• TASK DESCRIPTION: Leave out the pictures and repeat every record exactly.

• AVAILABLE RECORDS:
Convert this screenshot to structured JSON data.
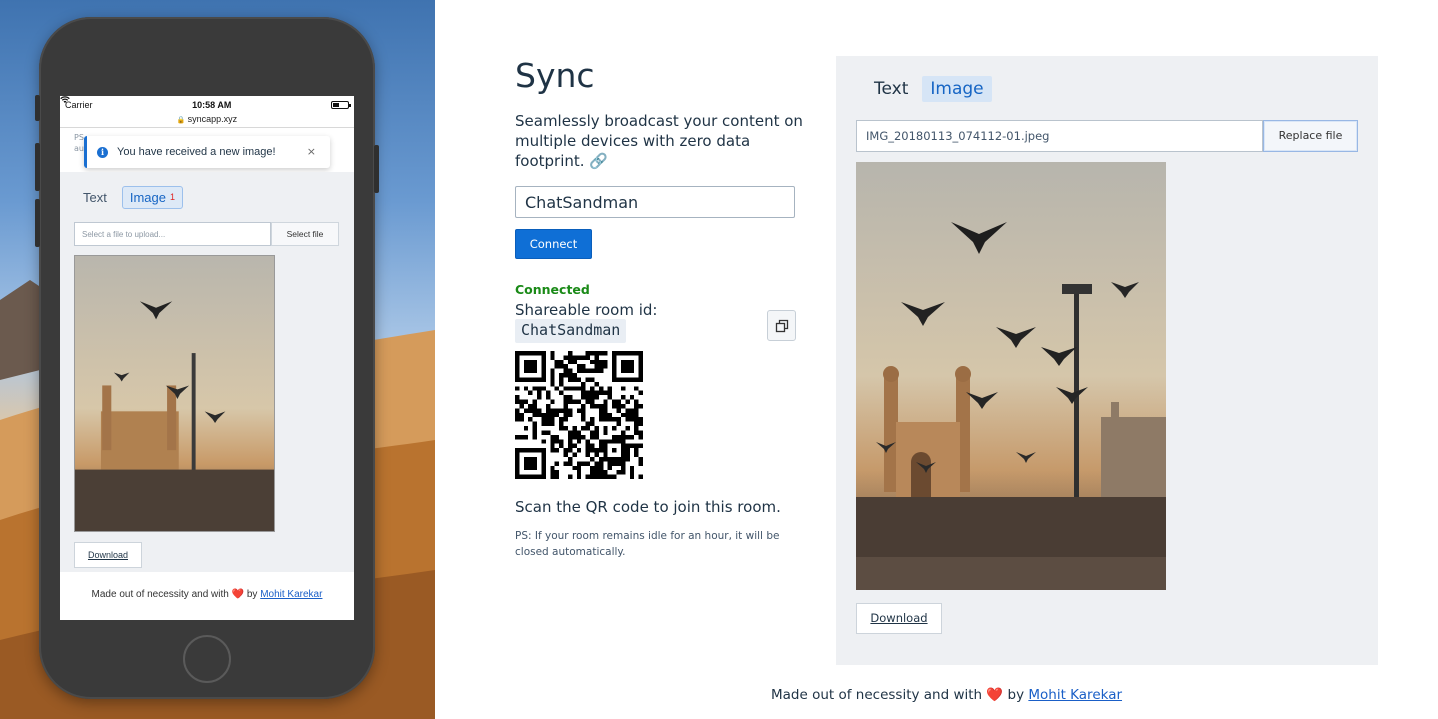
{
  "phone": {
    "status": {
      "carrier": "Carrier",
      "time": "10:58 AM"
    },
    "url": "syncapp.xyz",
    "ps_fragment": "PS au",
    "toast": {
      "message": "You have received a new image!",
      "close": "×"
    },
    "tabs": [
      {
        "label": "Text"
      },
      {
        "label": "Image",
        "badge": "1"
      }
    ],
    "file_placeholder": "Select a file to upload...",
    "select_label": "Select file",
    "download_label": "Download",
    "footer": {
      "text": "Made out of necessity and with",
      "heart": "❤️",
      "by": "by",
      "author": "Mohit Karekar"
    }
  },
  "app": {
    "title": "Sync",
    "tagline": "Seamlessly broadcast your content on multiple devices with zero data footprint. 🔗",
    "room_input_value": "ChatSandman",
    "connect_label": "Connect",
    "status": "Connected",
    "share_label": "Shareable room id:",
    "room_id": "ChatSandman",
    "scan_text": "Scan the QR code to join this room.",
    "ps_note": "PS: If your room remains idle for an hour, it will be closed automatically."
  },
  "panel": {
    "tabs": [
      {
        "label": "Text"
      },
      {
        "label": "Image"
      }
    ],
    "file_name": "IMG_20180113_074112-01.jpeg",
    "replace_label": "Replace file",
    "download_label": "Download"
  },
  "footer": {
    "text": "Made out of necessity and with",
    "heart": "❤️",
    "by": "by",
    "author": "Mohit Karekar"
  },
  "colors": {
    "accent": "#0f6fd6",
    "connected": "#1a8a17",
    "card_bg": "#eef0f3",
    "link": "#1a5fc7",
    "heart": "#e3111c"
  },
  "icons": {
    "copy": "copy-icon",
    "info": "info-icon",
    "lock": "lock-icon",
    "wifi": "wifi-icon",
    "link": "link-icon"
  }
}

• TASK RESPONSE:
Convert this screenshot to structured JSON data.
{
  "phone": {
    "status": {
      "carrier": "Carrier",
      "time": "10:58 AM"
    },
    "url": "syncapp.xyz",
    "ps_fragment": "PS au",
    "toast": {
      "message": "You have received a new image!",
      "close": "×"
    },
    "tabs": [
      {
        "label": "Text"
      },
      {
        "label": "Image",
        "badge": "1"
      }
    ],
    "file_placeholder": "Select a file to upload...",
    "select_label": "Select file",
    "download_label": "Download",
    "footer": {
      "text": "Made out of necessity and with",
      "heart": "❤️",
      "by": "by",
      "author": "Mohit Karekar"
    }
  },
  "app": {
    "title": "Sync",
    "tagline": "Seamlessly broadcast your content on multiple devices with zero data footprint. 🔗",
    "room_input_value": "ChatSandman",
    "connect_label": "Connect",
    "status": "Connected",
    "share_label": "Shareable room id:",
    "room_id": "ChatSandman",
    "scan_text": "Scan the QR code to join this room.",
    "ps_note": "PS: If your room remains idle for an hour, it will be closed automatically."
  },
  "panel": {
    "tabs": [
      {
        "label": "Text"
      },
      {
        "label": "Image"
      }
    ],
    "file_name": "IMG_20180113_074112-01.jpeg",
    "replace_label": "Replace file",
    "download_label": "Download"
  },
  "footer": {
    "text": "Made out of necessity and with",
    "heart": "❤️",
    "by": "by",
    "author": "Mohit Karekar"
  },
  "colors": {
    "accent": "#0f6fd6",
    "connected": "#1a8a17",
    "card_bg": "#eef0f3",
    "link": "#1a5fc7",
    "heart": "#e3111c"
  },
  "icons": {
    "copy": "copy-icon",
    "info": "info-icon",
    "lock": "lock-icon",
    "wifi": "wifi-icon",
    "link": "link-icon"
  }
}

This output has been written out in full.